───── Records
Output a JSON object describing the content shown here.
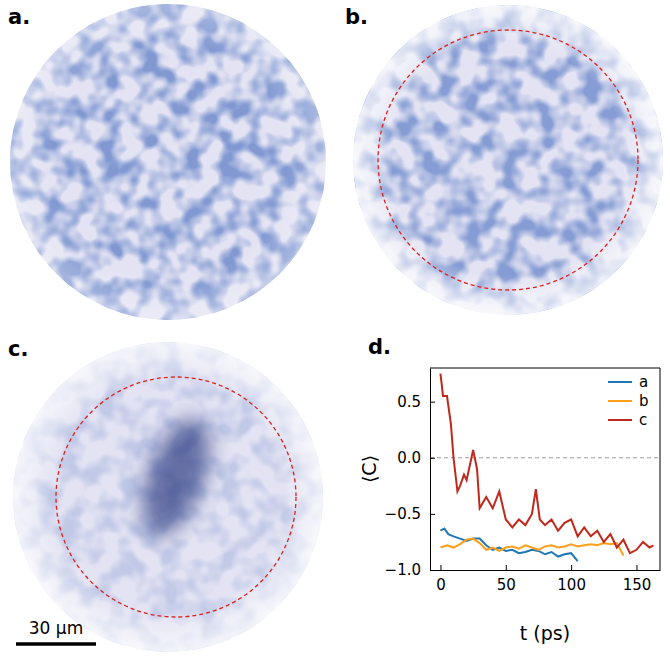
{
  "panels": [
    {
      "label": "a.",
      "dashed_circle": false
    },
    {
      "label": "b.",
      "dashed_circle": true
    },
    {
      "label": "c.",
      "dashed_circle": true
    }
  ],
  "scale_bar": {
    "label": "30 μm"
  },
  "chart_data": {
    "type": "line",
    "panel_label": "d.",
    "x_label": "t (ps)",
    "y_label": "⟨C⟩",
    "xlim": [
      -8,
      168
    ],
    "ylim": [
      -1.0,
      0.8
    ],
    "xticks": [
      0,
      50,
      100,
      150
    ],
    "yticks": [
      {
        "value": -1.0,
        "label": "−1.0"
      },
      {
        "value": -0.5,
        "label": "−0.5"
      },
      {
        "value": 0.0,
        "label": "0.0"
      },
      0.5
    ],
    "reference_line": 0,
    "legend": "upper right",
    "series": [
      {
        "name": "a",
        "color": "#1f77b4",
        "x": [
          0,
          3,
          6,
          10,
          15,
          20,
          25,
          30,
          35,
          40,
          45,
          50,
          55,
          60,
          65,
          70,
          75,
          80,
          85,
          90,
          95,
          100,
          105
        ],
        "values": [
          -0.65,
          -0.63,
          -0.68,
          -0.7,
          -0.72,
          -0.74,
          -0.72,
          -0.72,
          -0.78,
          -0.82,
          -0.8,
          -0.83,
          -0.82,
          -0.85,
          -0.84,
          -0.82,
          -0.83,
          -0.86,
          -0.84,
          -0.88,
          -0.86,
          -0.85,
          -0.92
        ]
      },
      {
        "name": "b",
        "color": "#ff9f1c",
        "x": [
          0,
          5,
          10,
          15,
          20,
          25,
          30,
          35,
          40,
          45,
          50,
          55,
          60,
          65,
          70,
          75,
          80,
          85,
          90,
          95,
          100,
          105,
          110,
          115,
          120,
          125,
          130,
          135,
          140
        ],
        "values": [
          -0.8,
          -0.78,
          -0.8,
          -0.77,
          -0.73,
          -0.72,
          -0.76,
          -0.82,
          -0.8,
          -0.83,
          -0.8,
          -0.79,
          -0.81,
          -0.78,
          -0.8,
          -0.82,
          -0.79,
          -0.78,
          -0.8,
          -0.79,
          -0.77,
          -0.79,
          -0.78,
          -0.77,
          -0.78,
          -0.76,
          -0.77,
          -0.76,
          -0.87
        ]
      },
      {
        "name": "c",
        "color": "#c0281b",
        "x": [
          0,
          2,
          5,
          8,
          10,
          13,
          15,
          18,
          20,
          25,
          28,
          30,
          35,
          40,
          45,
          50,
          55,
          60,
          65,
          70,
          73,
          76,
          80,
          85,
          90,
          95,
          100,
          105,
          110,
          115,
          120,
          125,
          130,
          135,
          140,
          145,
          150,
          155,
          160,
          163
        ],
        "values": [
          0.75,
          0.55,
          0.55,
          0.3,
          0.0,
          -0.3,
          -0.25,
          -0.15,
          -0.2,
          0.07,
          -0.1,
          -0.45,
          -0.35,
          -0.45,
          -0.3,
          -0.55,
          -0.62,
          -0.55,
          -0.6,
          -0.5,
          -0.28,
          -0.55,
          -0.6,
          -0.55,
          -0.65,
          -0.58,
          -0.55,
          -0.7,
          -0.62,
          -0.7,
          -0.65,
          -0.75,
          -0.68,
          -0.8,
          -0.73,
          -0.85,
          -0.82,
          -0.75,
          -0.8,
          -0.78
        ]
      }
    ]
  }
}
──────────
◆ Exercise requirements ◆
Return the listing above unchanged, apart from dropping its pictures.

◆ Result of the task ◆
Output a JSON object describing the content shown here.
{
  "panels": [
    {
      "label": "a.",
      "dashed_circle": false
    },
    {
      "label": "b.",
      "dashed_circle": true
    },
    {
      "label": "c.",
      "dashed_circle": true
    }
  ],
  "scale_bar": {
    "label": "30 μm"
  },
  "chart_data": {
    "type": "line",
    "panel_label": "d.",
    "x_label": "t (ps)",
    "y_label": "⟨C⟩",
    "xlim": [
      -8,
      168
    ],
    "ylim": [
      -1.0,
      0.8
    ],
    "xticks": [
      0,
      50,
      100,
      150
    ],
    "yticks": [
      {
        "value": -1.0,
        "label": "−1.0"
      },
      {
        "value": -0.5,
        "label": "−0.5"
      },
      {
        "value": 0.0,
        "label": "0.0"
      },
      0.5
    ],
    "reference_line": 0,
    "legend": "upper right",
    "series": [
      {
        "name": "a",
        "color": "#1f77b4",
        "x": [
          0,
          3,
          6,
          10,
          15,
          20,
          25,
          30,
          35,
          40,
          45,
          50,
          55,
          60,
          65,
          70,
          75,
          80,
          85,
          90,
          95,
          100,
          105
        ],
        "values": [
          -0.65,
          -0.63,
          -0.68,
          -0.7,
          -0.72,
          -0.74,
          -0.72,
          -0.72,
          -0.78,
          -0.82,
          -0.8,
          -0.83,
          -0.82,
          -0.85,
          -0.84,
          -0.82,
          -0.83,
          -0.86,
          -0.84,
          -0.88,
          -0.86,
          -0.85,
          -0.92
        ]
      },
      {
        "name": "b",
        "color": "#ff9f1c",
        "x": [
          0,
          5,
          10,
          15,
          20,
          25,
          30,
          35,
          40,
          45,
          50,
          55,
          60,
          65,
          70,
          75,
          80,
          85,
          90,
          95,
          100,
          105,
          110,
          115,
          120,
          125,
          130,
          135,
          140
        ],
        "values": [
          -0.8,
          -0.78,
          -0.8,
          -0.77,
          -0.73,
          -0.72,
          -0.76,
          -0.82,
          -0.8,
          -0.83,
          -0.8,
          -0.79,
          -0.81,
          -0.78,
          -0.8,
          -0.82,
          -0.79,
          -0.78,
          -0.8,
          -0.79,
          -0.77,
          -0.79,
          -0.78,
          -0.77,
          -0.78,
          -0.76,
          -0.77,
          -0.76,
          -0.87
        ]
      },
      {
        "name": "c",
        "color": "#c0281b",
        "x": [
          0,
          2,
          5,
          8,
          10,
          13,
          15,
          18,
          20,
          25,
          28,
          30,
          35,
          40,
          45,
          50,
          55,
          60,
          65,
          70,
          73,
          76,
          80,
          85,
          90,
          95,
          100,
          105,
          110,
          115,
          120,
          125,
          130,
          135,
          140,
          145,
          150,
          155,
          160,
          163
        ],
        "values": [
          0.75,
          0.55,
          0.55,
          0.3,
          0.0,
          -0.3,
          -0.25,
          -0.15,
          -0.2,
          0.07,
          -0.1,
          -0.45,
          -0.35,
          -0.45,
          -0.3,
          -0.55,
          -0.62,
          -0.55,
          -0.6,
          -0.5,
          -0.28,
          -0.55,
          -0.6,
          -0.55,
          -0.65,
          -0.58,
          -0.55,
          -0.7,
          -0.62,
          -0.7,
          -0.65,
          -0.75,
          -0.68,
          -0.8,
          -0.73,
          -0.85,
          -0.82,
          -0.75,
          -0.8,
          -0.78
        ]
      }
    ]
  }
}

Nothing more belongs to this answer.